> DATA EXCERPTS
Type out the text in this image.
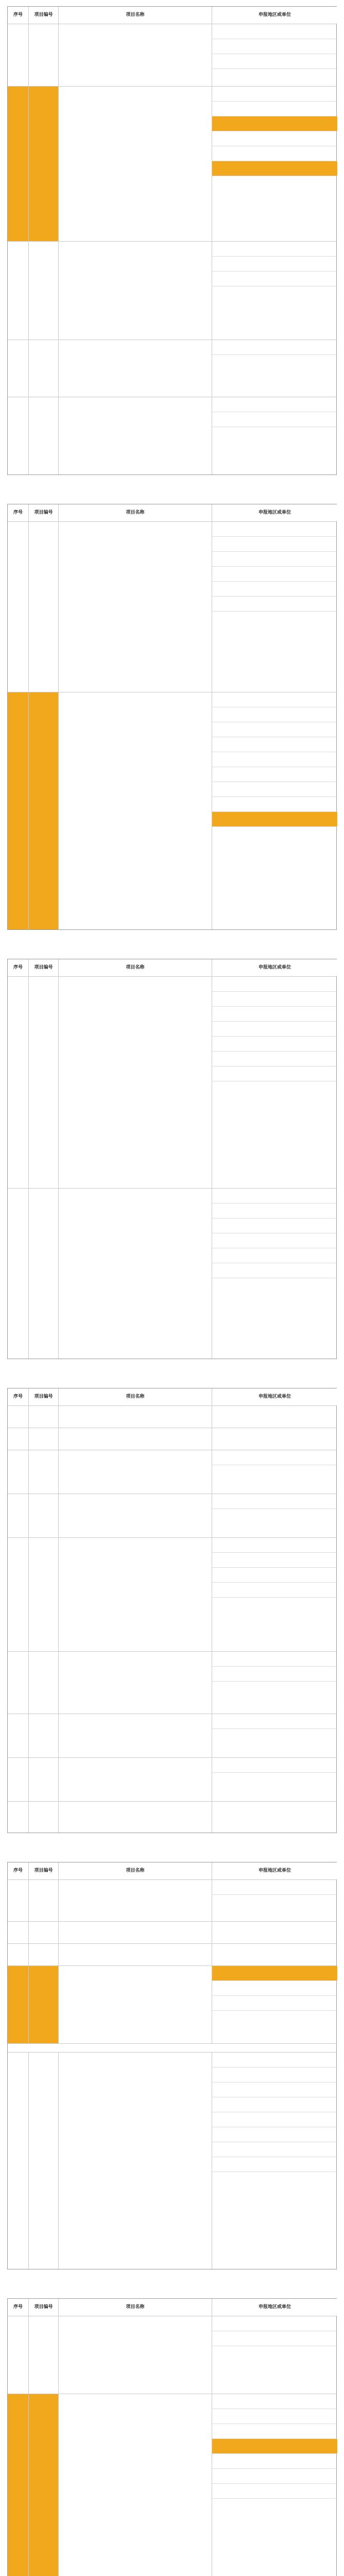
序号	项目编号	项目名称	申报地区或单位
序号	项目编号	项目名称	申报地区或单位
序号	项目编号	项目名称	申报地区或单位
序号	项目编号	项目名称	申报地区或单位
序号	项目编号	项目名称	申报地区或单位
序号	项目编号	项目名称	申报地区或单位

> EXERCISE REQUIREMENTS
Retype the data above exactly; pictures are not part of the copy.

> TASK ANSWER
Type out the text in this image.
序号	项目编号	项目名称	申报地区或单位
序号	项目编号	项目名称	申报地区或单位
序号	项目编号	项目名称	申报地区或单位
序号	项目编号	项目名称	申报地区或单位
序号	项目编号	项目名称	申报地区或单位
序号	项目编号	项目名称	申报地区或单位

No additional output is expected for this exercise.